Stated exercise: Copy out all of the material exactly.

Exercise material:
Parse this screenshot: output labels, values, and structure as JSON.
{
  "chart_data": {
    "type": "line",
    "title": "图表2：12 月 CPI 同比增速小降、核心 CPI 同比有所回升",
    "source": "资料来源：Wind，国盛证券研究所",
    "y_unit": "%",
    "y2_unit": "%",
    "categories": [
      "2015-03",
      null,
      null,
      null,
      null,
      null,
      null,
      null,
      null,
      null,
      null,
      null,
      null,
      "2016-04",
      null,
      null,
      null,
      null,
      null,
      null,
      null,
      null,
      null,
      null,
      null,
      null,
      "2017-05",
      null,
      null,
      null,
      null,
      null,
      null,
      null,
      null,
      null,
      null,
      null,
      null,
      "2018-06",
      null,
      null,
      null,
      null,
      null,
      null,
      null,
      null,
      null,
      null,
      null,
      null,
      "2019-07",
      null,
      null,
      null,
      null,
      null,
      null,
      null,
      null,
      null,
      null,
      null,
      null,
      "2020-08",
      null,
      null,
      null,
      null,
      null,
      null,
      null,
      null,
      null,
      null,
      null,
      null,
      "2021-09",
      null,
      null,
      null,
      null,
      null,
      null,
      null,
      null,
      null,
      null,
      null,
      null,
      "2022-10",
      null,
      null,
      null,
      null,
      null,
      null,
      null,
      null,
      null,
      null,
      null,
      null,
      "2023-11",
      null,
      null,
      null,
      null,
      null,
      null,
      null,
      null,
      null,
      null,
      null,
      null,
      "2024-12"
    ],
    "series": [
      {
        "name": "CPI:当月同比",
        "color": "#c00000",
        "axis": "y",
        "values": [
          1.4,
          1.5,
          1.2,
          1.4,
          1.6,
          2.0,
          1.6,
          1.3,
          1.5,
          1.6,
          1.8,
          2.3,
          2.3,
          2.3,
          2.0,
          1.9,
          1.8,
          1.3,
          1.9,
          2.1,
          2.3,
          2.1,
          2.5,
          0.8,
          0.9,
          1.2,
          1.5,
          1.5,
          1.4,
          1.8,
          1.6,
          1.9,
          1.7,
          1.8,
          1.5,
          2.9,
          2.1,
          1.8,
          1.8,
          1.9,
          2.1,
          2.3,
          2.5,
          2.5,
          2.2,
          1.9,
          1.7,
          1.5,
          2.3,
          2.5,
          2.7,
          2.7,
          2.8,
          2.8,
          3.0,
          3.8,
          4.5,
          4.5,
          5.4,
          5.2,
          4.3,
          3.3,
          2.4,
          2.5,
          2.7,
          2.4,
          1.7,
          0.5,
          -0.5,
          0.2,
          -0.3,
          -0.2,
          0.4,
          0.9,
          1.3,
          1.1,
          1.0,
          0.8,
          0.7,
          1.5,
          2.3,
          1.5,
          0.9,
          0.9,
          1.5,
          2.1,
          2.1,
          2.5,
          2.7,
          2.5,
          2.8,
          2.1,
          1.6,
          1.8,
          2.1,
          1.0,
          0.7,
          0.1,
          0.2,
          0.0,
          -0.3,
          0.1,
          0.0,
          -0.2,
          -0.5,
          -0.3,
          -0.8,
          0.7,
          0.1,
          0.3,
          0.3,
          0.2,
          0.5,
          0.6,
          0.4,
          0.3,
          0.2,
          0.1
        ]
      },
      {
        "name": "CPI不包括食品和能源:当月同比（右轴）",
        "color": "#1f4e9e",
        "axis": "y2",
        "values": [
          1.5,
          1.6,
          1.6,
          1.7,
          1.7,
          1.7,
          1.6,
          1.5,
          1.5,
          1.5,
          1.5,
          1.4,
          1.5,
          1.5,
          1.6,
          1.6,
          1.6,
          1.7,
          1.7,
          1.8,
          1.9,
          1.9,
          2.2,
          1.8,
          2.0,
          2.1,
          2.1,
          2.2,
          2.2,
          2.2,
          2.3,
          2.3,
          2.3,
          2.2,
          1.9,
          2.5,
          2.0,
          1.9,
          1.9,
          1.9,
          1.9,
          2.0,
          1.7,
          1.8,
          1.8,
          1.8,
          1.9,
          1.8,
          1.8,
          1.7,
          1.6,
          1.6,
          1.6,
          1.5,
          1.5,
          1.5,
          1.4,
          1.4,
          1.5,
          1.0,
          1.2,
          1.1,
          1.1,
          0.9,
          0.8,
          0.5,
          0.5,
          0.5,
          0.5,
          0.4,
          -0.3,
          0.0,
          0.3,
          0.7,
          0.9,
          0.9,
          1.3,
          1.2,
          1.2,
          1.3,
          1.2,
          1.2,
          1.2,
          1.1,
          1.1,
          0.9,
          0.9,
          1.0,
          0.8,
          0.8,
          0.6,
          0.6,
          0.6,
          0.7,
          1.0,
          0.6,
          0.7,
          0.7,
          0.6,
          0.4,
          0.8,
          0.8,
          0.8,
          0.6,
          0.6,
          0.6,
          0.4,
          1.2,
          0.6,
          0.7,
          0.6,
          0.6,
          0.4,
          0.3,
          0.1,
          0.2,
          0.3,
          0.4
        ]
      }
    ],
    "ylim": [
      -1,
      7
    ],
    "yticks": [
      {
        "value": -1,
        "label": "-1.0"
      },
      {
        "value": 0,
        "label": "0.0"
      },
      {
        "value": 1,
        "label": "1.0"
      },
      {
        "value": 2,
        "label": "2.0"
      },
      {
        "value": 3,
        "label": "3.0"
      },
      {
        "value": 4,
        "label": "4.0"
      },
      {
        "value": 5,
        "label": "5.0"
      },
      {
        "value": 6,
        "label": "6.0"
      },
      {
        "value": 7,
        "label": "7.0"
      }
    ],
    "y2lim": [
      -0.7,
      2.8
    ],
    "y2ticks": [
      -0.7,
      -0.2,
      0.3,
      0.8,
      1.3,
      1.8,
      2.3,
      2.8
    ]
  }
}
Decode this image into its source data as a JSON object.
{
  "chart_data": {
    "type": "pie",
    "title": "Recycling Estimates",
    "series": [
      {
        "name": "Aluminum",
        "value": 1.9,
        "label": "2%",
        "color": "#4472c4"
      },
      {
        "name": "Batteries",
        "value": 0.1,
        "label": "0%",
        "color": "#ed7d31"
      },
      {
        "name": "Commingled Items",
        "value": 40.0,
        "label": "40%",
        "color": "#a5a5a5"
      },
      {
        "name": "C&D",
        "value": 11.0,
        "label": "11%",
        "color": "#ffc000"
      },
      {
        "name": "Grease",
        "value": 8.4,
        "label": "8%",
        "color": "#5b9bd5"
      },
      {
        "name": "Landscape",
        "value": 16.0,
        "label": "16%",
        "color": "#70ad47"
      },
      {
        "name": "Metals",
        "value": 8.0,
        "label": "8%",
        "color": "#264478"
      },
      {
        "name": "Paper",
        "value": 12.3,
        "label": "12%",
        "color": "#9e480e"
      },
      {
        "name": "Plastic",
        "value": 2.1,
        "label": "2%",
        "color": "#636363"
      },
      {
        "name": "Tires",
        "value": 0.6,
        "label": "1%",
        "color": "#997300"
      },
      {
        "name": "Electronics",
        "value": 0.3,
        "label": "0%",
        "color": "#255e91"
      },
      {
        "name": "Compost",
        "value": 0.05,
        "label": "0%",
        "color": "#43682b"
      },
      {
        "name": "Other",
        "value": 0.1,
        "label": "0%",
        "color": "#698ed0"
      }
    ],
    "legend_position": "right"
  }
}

Problem solution:
Parse this screenshot: output labels, values, and structure as JSON.
{
  "chart_data": {
    "type": "line",
    "title": "图表2：12 月 CPI 同比增速小降、核心 CPI 同比有所回升",
    "source": "资料来源：Wind，国盛证券研究所",
    "y_unit": "%",
    "y2_unit": "%",
    "categories": [
      "2015-03",
      null,
      null,
      null,
      null,
      null,
      null,
      null,
      null,
      null,
      null,
      null,
      null,
      "2016-04",
      null,
      null,
      null,
      null,
      null,
      null,
      null,
      null,
      null,
      null,
      null,
      null,
      "2017-05",
      null,
      null,
      null,
      null,
      null,
      null,
      null,
      null,
      null,
      null,
      null,
      null,
      "2018-06",
      null,
      null,
      null,
      null,
      null,
      null,
      null,
      null,
      null,
      null,
      null,
      null,
      "2019-07",
      null,
      null,
      null,
      null,
      null,
      null,
      null,
      null,
      null,
      null,
      null,
      null,
      "2020-08",
      null,
      null,
      null,
      null,
      null,
      null,
      null,
      null,
      null,
      null,
      null,
      null,
      "2021-09",
      null,
      null,
      null,
      null,
      null,
      null,
      null,
      null,
      null,
      null,
      null,
      null,
      "2022-10",
      null,
      null,
      null,
      null,
      null,
      null,
      null,
      null,
      null,
      null,
      null,
      null,
      "2023-11",
      null,
      null,
      null,
      null,
      null,
      null,
      null,
      null,
      null,
      null,
      null,
      null,
      "2024-12"
    ],
    "series": [
      {
        "name": "CPI:当月同比",
        "color": "#c00000",
        "axis": "y",
        "values": [
          1.4,
          1.5,
          1.2,
          1.4,
          1.6,
          2.0,
          1.6,
          1.3,
          1.5,
          1.6,
          1.8,
          2.3,
          2.3,
          2.3,
          2.0,
          1.9,
          1.8,
          1.3,
          1.9,
          2.1,
          2.3,
          2.1,
          2.5,
          0.8,
          0.9,
          1.2,
          1.5,
          1.5,
          1.4,
          1.8,
          1.6,
          1.9,
          1.7,
          1.8,
          1.5,
          2.9,
          2.1,
          1.8,
          1.8,
          1.9,
          2.1,
          2.3,
          2.5,
          2.5,
          2.2,
          1.9,
          1.7,
          1.5,
          2.3,
          2.5,
          2.7,
          2.7,
          2.8,
          2.8,
          3.0,
          3.8,
          4.5,
          4.5,
          5.4,
          5.2,
          4.3,
          3.3,
          2.4,
          2.5,
          2.7,
          2.4,
          1.7,
          0.5,
          -0.5,
          0.2,
          -0.3,
          -0.2,
          0.4,
          0.9,
          1.3,
          1.1,
          1.0,
          0.8,
          0.7,
          1.5,
          2.3,
          1.5,
          0.9,
          0.9,
          1.5,
          2.1,
          2.1,
          2.5,
          2.7,
          2.5,
          2.8,
          2.1,
          1.6,
          1.8,
          2.1,
          1.0,
          0.7,
          0.1,
          0.2,
          0.0,
          -0.3,
          0.1,
          0.0,
          -0.2,
          -0.5,
          -0.3,
          -0.8,
          0.7,
          0.1,
          0.3,
          0.3,
          0.2,
          0.5,
          0.6,
          0.4,
          0.3,
          0.2,
          0.1
        ]
      },
      {
        "name": "CPI不包括食品和能源:当月同比（右轴）",
        "color": "#1f4e9e",
        "axis": "y2",
        "values": [
          1.5,
          1.6,
          1.6,
          1.7,
          1.7,
          1.7,
          1.6,
          1.5,
          1.5,
          1.5,
          1.5,
          1.4,
          1.5,
          1.5,
          1.6,
          1.6,
          1.6,
          1.7,
          1.7,
          1.8,
          1.9,
          1.9,
          2.2,
          1.8,
          2.0,
          2.1,
          2.1,
          2.2,
          2.2,
          2.2,
          2.3,
          2.3,
          2.3,
          2.2,
          1.9,
          2.5,
          2.0,
          1.9,
          1.9,
          1.9,
          1.9,
          2.0,
          1.7,
          1.8,
          1.8,
          1.8,
          1.9,
          1.8,
          1.8,
          1.7,
          1.6,
          1.6,
          1.6,
          1.5,
          1.5,
          1.5,
          1.4,
          1.4,
          1.5,
          1.0,
          1.2,
          1.1,
          1.1,
          0.9,
          0.8,
          0.5,
          0.5,
          0.5,
          0.5,
          0.4,
          -0.3,
          0.0,
          0.3,
          0.7,
          0.9,
          0.9,
          1.3,
          1.2,
          1.2,
          1.3,
          1.2,
          1.2,
          1.2,
          1.1,
          1.1,
          0.9,
          0.9,
          1.0,
          0.8,
          0.8,
          0.6,
          0.6,
          0.6,
          0.7,
          1.0,
          0.6,
          0.7,
          0.7,
          0.6,
          0.4,
          0.8,
          0.8,
          0.8,
          0.6,
          0.6,
          0.6,
          0.4,
          1.2,
          0.6,
          0.7,
          0.6,
          0.6,
          0.4,
          0.3,
          0.1,
          0.2,
          0.3,
          0.4
        ]
      }
    ],
    "ylim": [
      -1,
      7
    ],
    "yticks": [
      {
        "value": -1,
        "label": "-1.0"
      },
      {
        "value": 0,
        "label": "0.0"
      },
      {
        "value": 1,
        "label": "1.0"
      },
      {
        "value": 2,
        "label": "2.0"
      },
      {
        "value": 3,
        "label": "3.0"
      },
      {
        "value": 4,
        "label": "4.0"
      },
      {
        "value": 5,
        "label": "5.0"
      },
      {
        "value": 6,
        "label": "6.0"
      },
      {
        "value": 7,
        "label": "7.0"
      }
    ],
    "y2lim": [
      -0.7,
      2.8
    ],
    "y2ticks": [
      -0.7,
      -0.2,
      0.3,
      0.8,
      1.3,
      1.8,
      2.3,
      2.8
    ]
  }
}
Decode this image into its source data as a JSON object.
{
  "chart_data": {
    "type": "pie",
    "title": "Recycling Estimates",
    "series": [
      {
        "name": "Aluminum",
        "value": 1.9,
        "label": "2%",
        "color": "#4472c4"
      },
      {
        "name": "Batteries",
        "value": 0.1,
        "label": "0%",
        "color": "#ed7d31"
      },
      {
        "name": "Commingled Items",
        "value": 40.0,
        "label": "40%",
        "color": "#a5a5a5"
      },
      {
        "name": "C&D",
        "value": 11.0,
        "label": "11%",
        "color": "#ffc000"
      },
      {
        "name": "Grease",
        "value": 8.4,
        "label": "8%",
        "color": "#5b9bd5"
      },
      {
        "name": "Landscape",
        "value": 16.0,
        "label": "16%",
        "color": "#70ad47"
      },
      {
        "name": "Metals",
        "value": 8.0,
        "label": "8%",
        "color": "#264478"
      },
      {
        "name": "Paper",
        "value": 12.3,
        "label": "12%",
        "color": "#9e480e"
      },
      {
        "name": "Plastic",
        "value": 2.1,
        "label": "2%",
        "color": "#636363"
      },
      {
        "name": "Tires",
        "value": 0.6,
        "label": "1%",
        "color": "#997300"
      },
      {
        "name": "Electronics",
        "value": 0.3,
        "label": "0%",
        "color": "#255e91"
      },
      {
        "name": "Compost",
        "value": 0.05,
        "label": "0%",
        "color": "#43682b"
      },
      {
        "name": "Other",
        "value": 0.1,
        "label": "0%",
        "color": "#698ed0"
      }
    ],
    "legend_position": "right"
  }
}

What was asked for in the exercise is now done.